→ **THE EXERCISE**
Copy each line that has the string "grid" somewhere in it.

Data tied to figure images

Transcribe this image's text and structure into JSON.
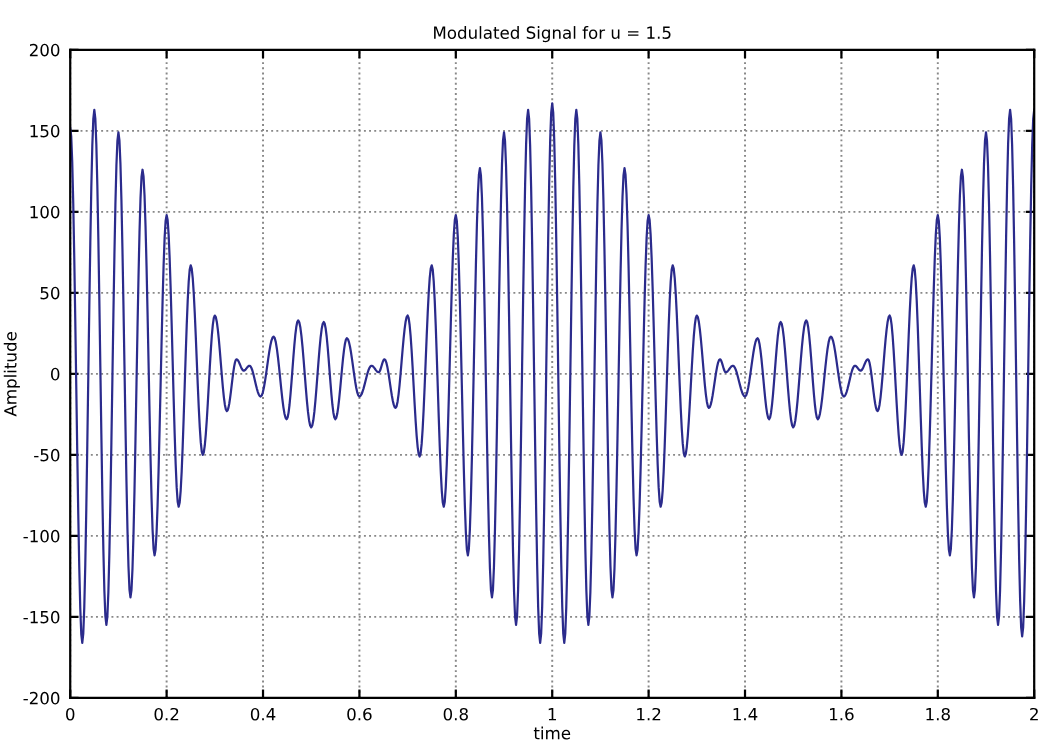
{
  "chart_data": {
    "type": "line",
    "title": "Modulated Signal for u = 1.5",
    "xlabel": "time",
    "ylabel": "Amplitude",
    "xlim": [
      0,
      2
    ],
    "ylim": [
      -200,
      200
    ],
    "xticks": [
      0,
      0.2,
      0.4,
      0.6,
      0.8,
      1,
      1.2,
      1.4,
      1.6,
      1.8,
      2
    ],
    "yticks": [
      -200,
      -150,
      -100,
      -50,
      0,
      50,
      100,
      150,
      200
    ],
    "grid": true,
    "line_style": "solid",
    "marker": "none",
    "series": [
      {
        "color": "#2b2b8c",
        "x": [
          0,
          0.025,
          0.05,
          0.075,
          0.1,
          0.125,
          0.15,
          0.175,
          0.2,
          0.225,
          0.25,
          0.275,
          0.3,
          0.325,
          0.345,
          0.36,
          0.372,
          0.395,
          0.422,
          0.449,
          0.473,
          0.5,
          0.526,
          0.55,
          0.574,
          0.6,
          0.625,
          0.64,
          0.652,
          0.675,
          0.7,
          0.725,
          0.75,
          0.775,
          0.8,
          0.825,
          0.85,
          0.875,
          0.9,
          0.925,
          0.95,
          0.975,
          1.0,
          1.025,
          1.05,
          1.075,
          1.1,
          1.125,
          1.15,
          1.175,
          1.2,
          1.225,
          1.25,
          1.275,
          1.3,
          1.325,
          1.348,
          1.36,
          1.375,
          1.4,
          1.426,
          1.45,
          1.474,
          1.5,
          1.527,
          1.551,
          1.578,
          1.605,
          1.628,
          1.64,
          1.655,
          1.675,
          1.7,
          1.725,
          1.75,
          1.775,
          1.8,
          1.825,
          1.85,
          1.875,
          1.9,
          1.925,
          1.95,
          1.975,
          2.0
        ],
        "values": [
          152,
          -166,
          163,
          -155,
          149,
          -138,
          126,
          -112,
          98,
          -82,
          67,
          -50,
          36,
          -23,
          9,
          2,
          5,
          -14,
          23,
          -28,
          33,
          -33,
          32,
          -28,
          22,
          -14,
          5,
          1,
          9,
          -21,
          36,
          -51,
          67,
          -82,
          98,
          -112,
          127,
          -138,
          149,
          -155,
          163,
          -166,
          167,
          -166,
          163,
          -155,
          149,
          -138,
          127,
          -112,
          98,
          -82,
          67,
          -51,
          36,
          -21,
          9,
          1,
          5,
          -14,
          22,
          -28,
          32,
          -33,
          33,
          -28,
          23,
          -14,
          5,
          2,
          9,
          -23,
          36,
          -50,
          67,
          -82,
          98,
          -112,
          126,
          -138,
          149,
          -155,
          163,
          -162,
          163
        ]
      }
    ]
  }
}
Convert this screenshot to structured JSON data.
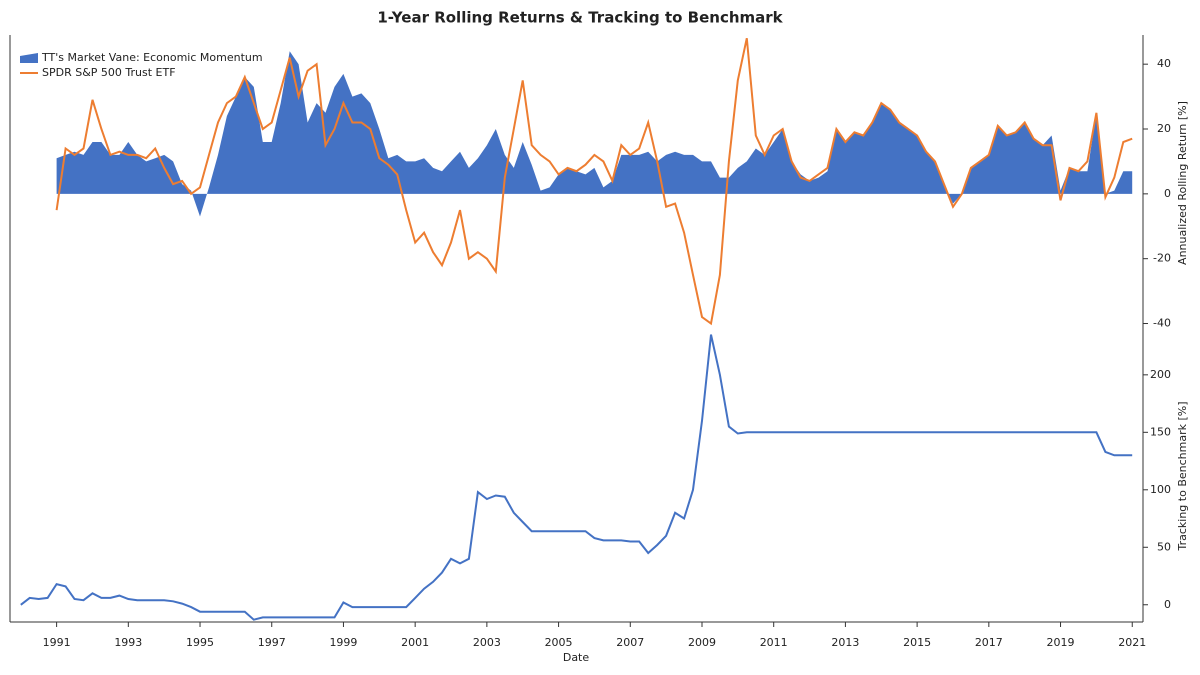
{
  "chart_data": [
    {
      "type": "area",
      "title": "1-Year Rolling Returns & Tracking to Benchmark",
      "ylabel": "Annualized Rolling Return [%]",
      "legend": "upper left",
      "x": [
        1991,
        1991.25,
        1991.5,
        1991.75,
        1992,
        1992.25,
        1992.5,
        1992.75,
        1993,
        1993.25,
        1993.5,
        1993.75,
        1994,
        1994.25,
        1994.5,
        1994.75,
        1995,
        1995.25,
        1995.5,
        1995.75,
        1996,
        1996.25,
        1996.5,
        1996.75,
        1997,
        1997.25,
        1997.5,
        1997.75,
        1998,
        1998.25,
        1998.5,
        1998.75,
        1999,
        1999.25,
        1999.5,
        1999.75,
        2000,
        2000.25,
        2000.5,
        2000.75,
        2001,
        2001.25,
        2001.5,
        2001.75,
        2002,
        2002.25,
        2002.5,
        2002.75,
        2003,
        2003.25,
        2003.5,
        2003.75,
        2004,
        2004.25,
        2004.5,
        2004.75,
        2005,
        2005.25,
        2005.5,
        2005.75,
        2006,
        2006.25,
        2006.5,
        2006.75,
        2007,
        2007.25,
        2007.5,
        2007.75,
        2008,
        2008.25,
        2008.5,
        2008.75,
        2009,
        2009.25,
        2009.5,
        2009.75,
        2010,
        2010.25,
        2010.5,
        2010.75,
        2011,
        2011.25,
        2011.5,
        2011.75,
        2012,
        2012.25,
        2012.5,
        2012.75,
        2013,
        2013.25,
        2013.5,
        2013.75,
        2014,
        2014.25,
        2014.5,
        2014.75,
        2015,
        2015.25,
        2015.5,
        2015.75,
        2016,
        2016.25,
        2016.5,
        2016.75,
        2017,
        2017.25,
        2017.5,
        2017.75,
        2018,
        2018.25,
        2018.5,
        2018.75,
        2019,
        2019.25,
        2019.5,
        2019.75,
        2020,
        2020.25,
        2020.5,
        2020.75,
        2021
      ],
      "series": [
        {
          "name": "TT's Market Vane: Economic Momentum",
          "style": "area",
          "color": "#4472c4",
          "values": [
            11,
            12,
            13,
            12,
            16,
            16,
            12,
            12,
            16,
            12,
            10,
            11,
            12,
            10,
            3,
            1,
            -7,
            2,
            12,
            24,
            30,
            36,
            33,
            16,
            16,
            28,
            44,
            40,
            22,
            28,
            25,
            33,
            37,
            30,
            31,
            28,
            20,
            11,
            12,
            10,
            10,
            11,
            8,
            7,
            10,
            13,
            8,
            11,
            15,
            20,
            12,
            8,
            16,
            9,
            1,
            2,
            6,
            8,
            7,
            6,
            8,
            2,
            4,
            12,
            12,
            12,
            13,
            10,
            12,
            13,
            12,
            12,
            10,
            10,
            5,
            5,
            8,
            10,
            14,
            12,
            16,
            20,
            10,
            6,
            4,
            5,
            7,
            20,
            16,
            19,
            18,
            22,
            28,
            26,
            22,
            20,
            18,
            13,
            10,
            3,
            -3,
            0,
            8,
            10,
            12,
            21,
            18,
            19,
            22,
            17,
            15,
            18,
            1,
            8,
            7,
            7,
            25,
            0,
            1,
            7,
            7
          ]
        },
        {
          "name": "SPDR S&P 500 Trust ETF",
          "style": "line",
          "color": "#ed7d31",
          "values": [
            -5,
            14,
            12,
            14,
            29,
            20,
            12,
            13,
            12,
            12,
            11,
            14,
            8,
            3,
            4,
            0,
            2,
            12,
            22,
            28,
            30,
            36,
            28,
            20,
            22,
            32,
            42,
            30,
            38,
            40,
            15,
            20,
            28,
            22,
            22,
            20,
            11,
            9,
            6,
            -5,
            -15,
            -12,
            -18,
            -22,
            -15,
            -5,
            -20,
            -18,
            -20,
            -24,
            5,
            20,
            35,
            15,
            12,
            10,
            6,
            8,
            7,
            9,
            12,
            10,
            4,
            15,
            12,
            14,
            22,
            10,
            -4,
            -3,
            -12,
            -25,
            -38,
            -40,
            -25,
            10,
            35,
            48,
            18,
            12,
            18,
            20,
            10,
            5,
            4,
            6,
            8,
            20,
            16,
            19,
            18,
            22,
            28,
            26,
            22,
            20,
            18,
            13,
            10,
            3,
            -4,
            0,
            8,
            10,
            12,
            21,
            18,
            19,
            22,
            17,
            15,
            15,
            -2,
            8,
            7,
            10,
            25,
            -1,
            5,
            16,
            17
          ]
        }
      ],
      "xlim": [
        1989.7,
        2021.3
      ],
      "ylim": [
        -42,
        49
      ],
      "yticks": [
        -40,
        -20,
        0,
        20,
        40
      ]
    },
    {
      "type": "line",
      "xlabel": "Date",
      "ylabel": "Tracking to Benchmark [%]",
      "x": [
        1990,
        1990.25,
        1990.5,
        1990.75,
        1991,
        1991.25,
        1991.5,
        1991.75,
        1992,
        1992.25,
        1992.5,
        1992.75,
        1993,
        1993.25,
        1993.5,
        1993.75,
        1994,
        1994.25,
        1994.5,
        1994.75,
        1995,
        1995.25,
        1995.5,
        1995.75,
        1996,
        1996.25,
        1996.5,
        1996.75,
        1997,
        1997.25,
        1997.5,
        1997.75,
        1998,
        1998.25,
        1998.5,
        1998.75,
        1999,
        1999.25,
        1999.5,
        1999.75,
        2000,
        2000.25,
        2000.5,
        2000.75,
        2001,
        2001.25,
        2001.5,
        2001.75,
        2002,
        2002.25,
        2002.5,
        2002.75,
        2003,
        2003.25,
        2003.5,
        2003.75,
        2004,
        2004.25,
        2004.5,
        2004.75,
        2005,
        2005.25,
        2005.5,
        2005.75,
        2006,
        2006.25,
        2006.5,
        2006.75,
        2007,
        2007.25,
        2007.5,
        2007.75,
        2008,
        2008.25,
        2008.5,
        2008.75,
        2009,
        2009.25,
        2009.5,
        2009.75,
        2010,
        2010.25,
        2010.5,
        2010.75,
        2011,
        2011.25,
        2011.5,
        2011.75,
        2012,
        2012.25,
        2012.5,
        2012.75,
        2013,
        2013.25,
        2013.5,
        2013.75,
        2014,
        2014.25,
        2014.5,
        2014.75,
        2015,
        2015.25,
        2015.5,
        2015.75,
        2016,
        2016.25,
        2016.5,
        2016.75,
        2017,
        2017.25,
        2017.5,
        2017.75,
        2018,
        2018.25,
        2018.5,
        2018.75,
        2019,
        2019.25,
        2019.5,
        2019.75,
        2020,
        2020.25,
        2020.5,
        2020.75,
        2021
      ],
      "series": [
        {
          "color": "#4472c4",
          "values": [
            0,
            6,
            5,
            6,
            18,
            16,
            5,
            4,
            10,
            6,
            6,
            8,
            5,
            4,
            4,
            4,
            4,
            3,
            1,
            -2,
            -6,
            -6,
            -6,
            -6,
            -6,
            -6,
            -13,
            -11,
            -11,
            -11,
            -11,
            -11,
            -11,
            -11,
            -11,
            -11,
            2,
            -2,
            -2,
            -2,
            -2,
            -2,
            -2,
            -2,
            6,
            14,
            20,
            28,
            40,
            36,
            40,
            98,
            92,
            95,
            94,
            80,
            72,
            64,
            64,
            64,
            64,
            64,
            64,
            64,
            58,
            56,
            56,
            56,
            55,
            55,
            45,
            52,
            60,
            80,
            75,
            100,
            160,
            235,
            200,
            155,
            149,
            150,
            150,
            150,
            150,
            150,
            150,
            150,
            150,
            150,
            150,
            150,
            150,
            150,
            150,
            150,
            150,
            150,
            150,
            150,
            150,
            150,
            150,
            150,
            150,
            150,
            150,
            150,
            150,
            150,
            150,
            150,
            150,
            150,
            150,
            150,
            150,
            150,
            150,
            150,
            150,
            133,
            130,
            130,
            130
          ]
        }
      ],
      "xlim": [
        1989.7,
        2021.3
      ],
      "ylim": [
        -15,
        239
      ],
      "yticks": [
        0,
        50,
        100,
        150,
        200
      ],
      "xticks": [
        1991,
        1993,
        1995,
        1997,
        1999,
        2001,
        2003,
        2005,
        2007,
        2009,
        2011,
        2013,
        2015,
        2017,
        2019,
        2021
      ]
    }
  ]
}
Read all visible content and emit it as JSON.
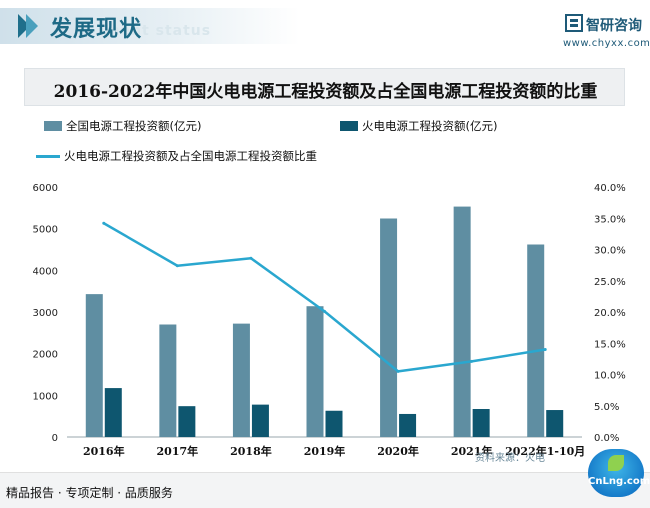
{
  "header": {
    "section_title": "发展现状",
    "section_subtitle": "ment status",
    "brand": "智研咨询",
    "url": "www.chyxx.com",
    "accent_color": "#1e6a86"
  },
  "chart_data": {
    "type": "bar",
    "title": "2016-2022年中国火电电源工程投资额及占全国电源工程投资额的比重",
    "categories": [
      "2016年",
      "2017年",
      "2018年",
      "2019年",
      "2020年",
      "2021年",
      "2022年1-10月"
    ],
    "series": [
      {
        "name": "全国电源工程投资额(亿元)",
        "type": "bar",
        "color": "#5f8ea2",
        "values": [
          3429,
          2700,
          2721,
          3139,
          5244,
          5530,
          4620
        ]
      },
      {
        "name": "火电电源工程投资额(亿元)",
        "type": "bar",
        "color": "#0e566f",
        "values": [
          1174,
          740,
          777,
          630,
          553,
          672,
          647
        ]
      },
      {
        "name": "火电电源工程投资额及占全国电源工程投资额比重",
        "type": "line",
        "color": "#2aa7cf",
        "axis": "right",
        "values": [
          34.2,
          27.4,
          28.6,
          20.1,
          10.5,
          12.1,
          14.0
        ]
      }
    ],
    "y_left": {
      "min": 0,
      "max": 6000,
      "ticks": [
        "0",
        "1000",
        "2000",
        "3000",
        "4000",
        "5000",
        "6000"
      ]
    },
    "y_right": {
      "min": 0,
      "max": 40,
      "ticks": [
        "0.0%",
        "5.0%",
        "10.0%",
        "15.0%",
        "20.0%",
        "25.0%",
        "30.0%",
        "35.0%",
        "40.0%"
      ]
    },
    "grid": false,
    "legend_placement": "top"
  },
  "footer": {
    "tagline": "精品报告 · 专项定制 · 品质服务",
    "watermark_text": "资料来源：火电",
    "badge_text": "CnLng.com"
  }
}
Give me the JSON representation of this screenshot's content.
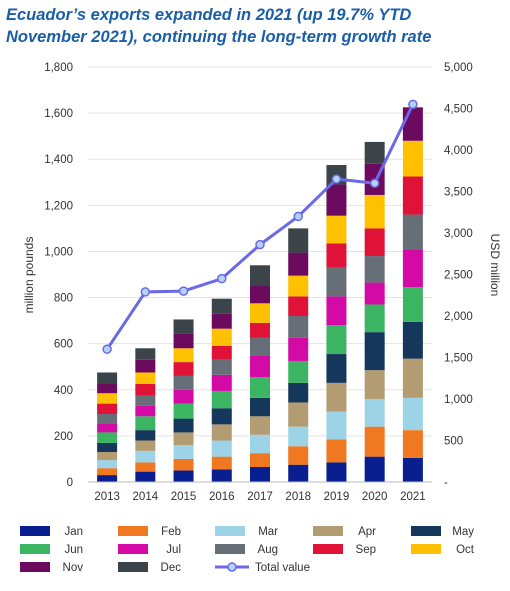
{
  "title_line1": "Ecuador’s exports expanded in 2021 (up 19.7% YTD",
  "title_line2": "November 2021), continuing the long-term growth rate",
  "chart_data": {
    "type": "bar",
    "stacked": true,
    "categories": [
      "2013",
      "2014",
      "2015",
      "2016",
      "2017",
      "2018",
      "2019",
      "2020",
      "2021"
    ],
    "ylabel": "million pounds",
    "y2label": "USD million",
    "ylim": [
      0,
      1800
    ],
    "y2lim": [
      0,
      5000
    ],
    "yticks": [
      "0",
      "200",
      "400",
      "600",
      "800",
      "1,000",
      "1,200",
      "1,400",
      "1,600",
      "1,800"
    ],
    "y2ticks": [
      "-",
      "500",
      "1,000",
      "1,500",
      "2,000",
      "2,500",
      "3,000",
      "3,500",
      "4,000",
      "4,500",
      "5,000"
    ],
    "grid": true,
    "legend_position": "bottom",
    "series": [
      {
        "name": "Jan",
        "color": "#0a1f8f",
        "values": [
          30,
          45,
          50,
          55,
          65,
          75,
          85,
          110,
          105
        ]
      },
      {
        "name": "Feb",
        "color": "#f07820",
        "values": [
          30,
          40,
          50,
          55,
          60,
          80,
          100,
          130,
          120
        ]
      },
      {
        "name": "Mar",
        "color": "#9dd3e6",
        "values": [
          35,
          50,
          60,
          70,
          80,
          85,
          120,
          120,
          140
        ]
      },
      {
        "name": "Apr",
        "color": "#b39b72",
        "values": [
          35,
          45,
          55,
          70,
          80,
          105,
          125,
          125,
          170
        ]
      },
      {
        "name": "May",
        "color": "#16375c",
        "values": [
          40,
          45,
          60,
          70,
          80,
          85,
          125,
          165,
          160
        ]
      },
      {
        "name": "Jun",
        "color": "#3cb563",
        "values": [
          45,
          60,
          65,
          75,
          90,
          95,
          125,
          120,
          150
        ]
      },
      {
        "name": "Jul",
        "color": "#d30aa5",
        "values": [
          40,
          45,
          60,
          70,
          95,
          100,
          125,
          95,
          165
        ]
      },
      {
        "name": "Aug",
        "color": "#666f77",
        "values": [
          40,
          45,
          60,
          65,
          75,
          95,
          125,
          115,
          150
        ]
      },
      {
        "name": "Sep",
        "color": "#e01238",
        "values": [
          45,
          50,
          60,
          60,
          65,
          85,
          105,
          120,
          165
        ]
      },
      {
        "name": "Oct",
        "color": "#ffc000",
        "values": [
          45,
          50,
          60,
          75,
          85,
          90,
          120,
          145,
          155
        ]
      },
      {
        "name": "Nov",
        "color": "#6b0a5e",
        "values": [
          40,
          55,
          65,
          65,
          75,
          100,
          135,
          135,
          145
        ]
      },
      {
        "name": "Dec",
        "color": "#3b4449",
        "values": [
          50,
          50,
          60,
          65,
          90,
          105,
          85,
          95,
          0
        ]
      }
    ],
    "line_series": {
      "name": "Total value",
      "axis": "right",
      "color": "#6a6ae8",
      "values": [
        1600,
        2290,
        2300,
        2450,
        2860,
        3200,
        3650,
        3600,
        4550
      ]
    }
  }
}
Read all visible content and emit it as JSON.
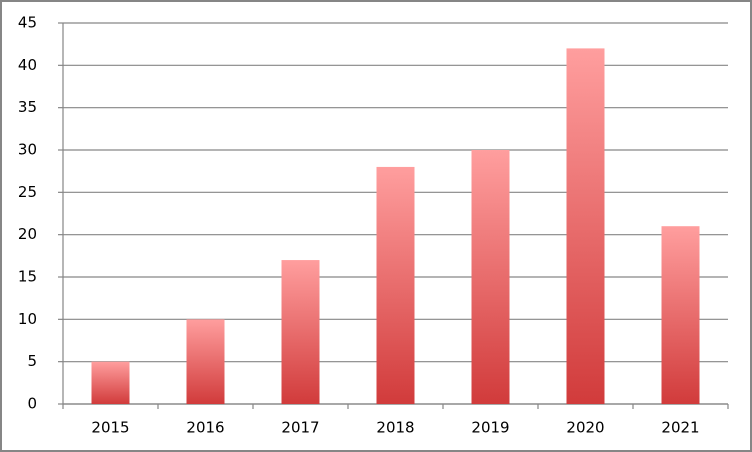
{
  "chart_data": {
    "type": "bar",
    "categories": [
      "2015",
      "2016",
      "2017",
      "2018",
      "2019",
      "2020",
      "2021"
    ],
    "values": [
      5,
      10,
      17,
      28,
      30,
      42,
      21
    ],
    "color": "#d13b3b",
    "color_top": "#ff9e9e",
    "ylim": [
      0,
      45
    ],
    "yticks": [
      0,
      5,
      10,
      15,
      20,
      25,
      30,
      35,
      40,
      45
    ],
    "grid": true
  }
}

→ **OUTPUT FOR THIS TASK**
    "grid": true,
    "grid": false,
    "grid": true,
    "grid": true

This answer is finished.